Rows from a figure dataset:

□ □ □

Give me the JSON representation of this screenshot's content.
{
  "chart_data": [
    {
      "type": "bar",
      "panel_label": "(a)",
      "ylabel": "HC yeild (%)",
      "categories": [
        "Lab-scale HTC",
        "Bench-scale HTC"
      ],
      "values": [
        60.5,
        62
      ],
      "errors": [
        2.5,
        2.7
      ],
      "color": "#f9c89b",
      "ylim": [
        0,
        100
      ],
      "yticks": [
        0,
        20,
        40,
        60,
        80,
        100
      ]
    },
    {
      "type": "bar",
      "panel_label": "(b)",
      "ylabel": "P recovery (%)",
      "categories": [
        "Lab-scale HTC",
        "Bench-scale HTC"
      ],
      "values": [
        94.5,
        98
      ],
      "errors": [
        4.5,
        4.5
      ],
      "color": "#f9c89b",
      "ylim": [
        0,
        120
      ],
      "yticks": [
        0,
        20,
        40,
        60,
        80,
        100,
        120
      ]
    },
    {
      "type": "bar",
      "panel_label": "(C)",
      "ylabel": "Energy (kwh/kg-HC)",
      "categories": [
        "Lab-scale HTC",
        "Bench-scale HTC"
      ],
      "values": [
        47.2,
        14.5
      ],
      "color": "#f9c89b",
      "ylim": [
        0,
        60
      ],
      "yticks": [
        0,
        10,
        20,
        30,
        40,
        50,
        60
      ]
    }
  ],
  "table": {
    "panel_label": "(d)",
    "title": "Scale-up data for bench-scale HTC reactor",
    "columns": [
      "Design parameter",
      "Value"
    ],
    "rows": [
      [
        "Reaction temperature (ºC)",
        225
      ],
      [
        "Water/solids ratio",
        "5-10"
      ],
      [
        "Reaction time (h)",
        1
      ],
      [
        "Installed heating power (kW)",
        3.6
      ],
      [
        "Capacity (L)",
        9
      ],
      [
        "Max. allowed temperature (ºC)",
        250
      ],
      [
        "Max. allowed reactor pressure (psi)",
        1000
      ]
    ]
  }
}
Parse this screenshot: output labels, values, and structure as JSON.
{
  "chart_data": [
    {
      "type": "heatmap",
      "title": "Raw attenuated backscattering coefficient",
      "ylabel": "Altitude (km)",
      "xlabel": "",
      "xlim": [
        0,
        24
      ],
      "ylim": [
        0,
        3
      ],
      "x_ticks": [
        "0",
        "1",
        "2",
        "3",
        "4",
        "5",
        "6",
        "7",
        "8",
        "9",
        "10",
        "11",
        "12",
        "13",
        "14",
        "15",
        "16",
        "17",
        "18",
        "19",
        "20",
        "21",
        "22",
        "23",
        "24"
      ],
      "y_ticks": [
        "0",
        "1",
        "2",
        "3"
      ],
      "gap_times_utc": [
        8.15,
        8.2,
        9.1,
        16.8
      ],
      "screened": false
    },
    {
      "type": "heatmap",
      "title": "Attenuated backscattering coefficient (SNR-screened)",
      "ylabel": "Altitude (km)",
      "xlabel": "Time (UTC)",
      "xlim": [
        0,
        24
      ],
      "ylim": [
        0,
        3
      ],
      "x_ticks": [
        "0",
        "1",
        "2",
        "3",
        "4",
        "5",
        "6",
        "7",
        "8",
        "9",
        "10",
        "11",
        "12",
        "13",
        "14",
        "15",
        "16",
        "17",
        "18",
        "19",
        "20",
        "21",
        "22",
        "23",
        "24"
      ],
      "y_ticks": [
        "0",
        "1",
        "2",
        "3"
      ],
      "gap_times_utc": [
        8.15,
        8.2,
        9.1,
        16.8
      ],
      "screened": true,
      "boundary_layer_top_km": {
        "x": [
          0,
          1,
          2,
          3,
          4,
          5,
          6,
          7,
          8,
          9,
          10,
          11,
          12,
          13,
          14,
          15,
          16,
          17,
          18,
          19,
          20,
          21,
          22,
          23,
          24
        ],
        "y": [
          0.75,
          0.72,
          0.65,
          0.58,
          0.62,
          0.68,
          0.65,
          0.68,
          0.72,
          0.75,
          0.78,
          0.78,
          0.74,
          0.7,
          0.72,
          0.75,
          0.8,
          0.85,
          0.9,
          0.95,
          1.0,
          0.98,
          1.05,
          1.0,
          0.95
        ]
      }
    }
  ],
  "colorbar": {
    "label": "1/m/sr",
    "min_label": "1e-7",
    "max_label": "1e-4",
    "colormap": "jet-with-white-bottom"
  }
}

□ □ □

Task instructions: Copy every line of the records above that holds the word "allowed".

Written solution:
        "Max. allowed temperature (ºC)",
        "Max. allowed reactor pressure (psi)",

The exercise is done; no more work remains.